* [DIRECTIONS]:
Every record here should be printed again exactly.

* [TASK INPUTS]:
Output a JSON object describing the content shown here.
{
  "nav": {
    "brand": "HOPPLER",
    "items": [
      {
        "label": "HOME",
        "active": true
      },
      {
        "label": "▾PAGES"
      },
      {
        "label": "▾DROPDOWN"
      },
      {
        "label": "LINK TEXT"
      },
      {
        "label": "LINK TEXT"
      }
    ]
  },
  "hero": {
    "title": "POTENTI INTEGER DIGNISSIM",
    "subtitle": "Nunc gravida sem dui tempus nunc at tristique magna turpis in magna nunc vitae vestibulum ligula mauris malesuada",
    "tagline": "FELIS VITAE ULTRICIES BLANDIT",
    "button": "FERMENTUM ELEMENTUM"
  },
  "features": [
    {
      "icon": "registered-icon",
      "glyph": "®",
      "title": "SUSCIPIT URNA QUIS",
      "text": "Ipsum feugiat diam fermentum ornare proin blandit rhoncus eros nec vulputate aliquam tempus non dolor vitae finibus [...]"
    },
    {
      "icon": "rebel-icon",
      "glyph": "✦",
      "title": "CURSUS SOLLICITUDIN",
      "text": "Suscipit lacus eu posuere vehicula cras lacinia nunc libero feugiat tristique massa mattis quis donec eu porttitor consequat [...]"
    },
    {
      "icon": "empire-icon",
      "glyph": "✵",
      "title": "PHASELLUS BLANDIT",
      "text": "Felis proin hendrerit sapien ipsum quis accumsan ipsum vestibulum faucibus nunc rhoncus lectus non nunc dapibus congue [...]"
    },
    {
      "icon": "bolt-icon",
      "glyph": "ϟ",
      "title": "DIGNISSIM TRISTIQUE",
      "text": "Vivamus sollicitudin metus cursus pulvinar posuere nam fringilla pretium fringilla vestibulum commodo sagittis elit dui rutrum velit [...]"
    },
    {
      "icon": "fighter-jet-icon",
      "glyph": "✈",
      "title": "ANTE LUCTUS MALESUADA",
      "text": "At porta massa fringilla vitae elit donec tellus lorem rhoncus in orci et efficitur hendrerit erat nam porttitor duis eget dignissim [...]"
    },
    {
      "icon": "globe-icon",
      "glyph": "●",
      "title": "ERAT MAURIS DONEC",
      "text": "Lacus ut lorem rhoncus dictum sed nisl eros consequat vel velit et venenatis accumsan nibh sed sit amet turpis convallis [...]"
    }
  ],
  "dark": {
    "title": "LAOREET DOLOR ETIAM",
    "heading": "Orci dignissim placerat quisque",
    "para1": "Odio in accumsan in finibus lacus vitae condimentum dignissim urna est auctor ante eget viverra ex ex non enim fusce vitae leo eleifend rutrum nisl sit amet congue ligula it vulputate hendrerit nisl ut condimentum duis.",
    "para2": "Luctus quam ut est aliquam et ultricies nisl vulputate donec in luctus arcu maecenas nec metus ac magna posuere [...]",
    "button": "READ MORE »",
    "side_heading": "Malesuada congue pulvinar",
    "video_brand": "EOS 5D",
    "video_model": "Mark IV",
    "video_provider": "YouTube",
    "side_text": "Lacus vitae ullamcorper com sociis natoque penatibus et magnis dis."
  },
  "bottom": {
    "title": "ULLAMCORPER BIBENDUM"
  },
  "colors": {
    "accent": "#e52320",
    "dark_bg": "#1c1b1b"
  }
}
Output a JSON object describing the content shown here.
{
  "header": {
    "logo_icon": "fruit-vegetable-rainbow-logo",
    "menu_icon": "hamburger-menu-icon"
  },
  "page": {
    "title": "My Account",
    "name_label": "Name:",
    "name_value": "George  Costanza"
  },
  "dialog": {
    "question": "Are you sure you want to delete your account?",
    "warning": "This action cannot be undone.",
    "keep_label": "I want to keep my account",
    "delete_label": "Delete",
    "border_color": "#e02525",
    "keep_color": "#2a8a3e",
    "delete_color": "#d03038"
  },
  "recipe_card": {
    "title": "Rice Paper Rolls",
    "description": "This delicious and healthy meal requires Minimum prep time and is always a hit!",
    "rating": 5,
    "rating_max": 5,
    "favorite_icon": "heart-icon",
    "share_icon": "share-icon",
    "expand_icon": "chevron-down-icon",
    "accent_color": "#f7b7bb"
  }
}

* [WRITTEN ANSWER]:
Output a JSON object describing the content shown here.
{
  "nav": {
    "brand": "HOPPLER",
    "items": [
      {
        "label": "HOME",
        "active": true
      },
      {
        "label": "▾PAGES"
      },
      {
        "label": "▾DROPDOWN"
      },
      {
        "label": "LINK TEXT"
      },
      {
        "label": "LINK TEXT"
      }
    ]
  },
  "hero": {
    "title": "POTENTI INTEGER DIGNISSIM",
    "subtitle": "Nunc gravida sem dui tempus nunc at tristique magna turpis in magna nunc vitae vestibulum ligula mauris malesuada",
    "tagline": "FELIS VITAE ULTRICIES BLANDIT",
    "button": "FERMENTUM ELEMENTUM"
  },
  "features": [
    {
      "icon": "registered-icon",
      "glyph": "®",
      "title": "SUSCIPIT URNA QUIS",
      "text": "Ipsum feugiat diam fermentum ornare proin blandit rhoncus eros nec vulputate aliquam tempus non dolor vitae finibus [...]"
    },
    {
      "icon": "rebel-icon",
      "glyph": "✦",
      "title": "CURSUS SOLLICITUDIN",
      "text": "Suscipit lacus eu posuere vehicula cras lacinia nunc libero feugiat tristique massa mattis quis donec eu porttitor consequat [...]"
    },
    {
      "icon": "empire-icon",
      "glyph": "✵",
      "title": "PHASELLUS BLANDIT",
      "text": "Felis proin hendrerit sapien ipsum quis accumsan ipsum vestibulum faucibus nunc rhoncus lectus non nunc dapibus congue [...]"
    },
    {
      "icon": "bolt-icon",
      "glyph": "ϟ",
      "title": "DIGNISSIM TRISTIQUE",
      "text": "Vivamus sollicitudin metus cursus pulvinar posuere nam fringilla pretium fringilla vestibulum commodo sagittis elit dui rutrum velit [...]"
    },
    {
      "icon": "fighter-jet-icon",
      "glyph": "✈",
      "title": "ANTE LUCTUS MALESUADA",
      "text": "At porta massa fringilla vitae elit donec tellus lorem rhoncus in orci et efficitur hendrerit erat nam porttitor duis eget dignissim [...]"
    },
    {
      "icon": "globe-icon",
      "glyph": "●",
      "title": "ERAT MAURIS DONEC",
      "text": "Lacus ut lorem rhoncus dictum sed nisl eros consequat vel velit et venenatis accumsan nibh sed sit amet turpis convallis [...]"
    }
  ],
  "dark": {
    "title": "LAOREET DOLOR ETIAM",
    "heading": "Orci dignissim placerat quisque",
    "para1": "Odio in accumsan in finibus lacus vitae condimentum dignissim urna est auctor ante eget viverra ex ex non enim fusce vitae leo eleifend rutrum nisl sit amet congue ligula it vulputate hendrerit nisl ut condimentum duis.",
    "para2": "Luctus quam ut est aliquam et ultricies nisl vulputate donec in luctus arcu maecenas nec metus ac magna posuere [...]",
    "button": "READ MORE »",
    "side_heading": "Malesuada congue pulvinar",
    "video_brand": "EOS 5D",
    "video_model": "Mark IV",
    "video_provider": "YouTube",
    "side_text": "Lacus vitae ullamcorper com sociis natoque penatibus et magnis dis."
  },
  "bottom": {
    "title": "ULLAMCORPER BIBENDUM"
  },
  "colors": {
    "accent": "#e52320",
    "dark_bg": "#1c1b1b"
  }
}
Output a JSON object describing the content shown here.
{
  "header": {
    "logo_icon": "fruit-vegetable-rainbow-logo",
    "menu_icon": "hamburger-menu-icon"
  },
  "page": {
    "title": "My Account",
    "name_label": "Name:",
    "name_value": "George  Costanza"
  },
  "dialog": {
    "question": "Are you sure you want to delete your account?",
    "warning": "This action cannot be undone.",
    "keep_label": "I want to keep my account",
    "delete_label": "Delete",
    "border_color": "#e02525",
    "keep_color": "#2a8a3e",
    "delete_color": "#d03038"
  },
  "recipe_card": {
    "title": "Rice Paper Rolls",
    "description": "This delicious and healthy meal requires Minimum prep time and is always a hit!",
    "rating": 5,
    "rating_max": 5,
    "favorite_icon": "heart-icon",
    "share_icon": "share-icon",
    "expand_icon": "chevron-down-icon",
    "accent_color": "#f7b7bb"
  }
}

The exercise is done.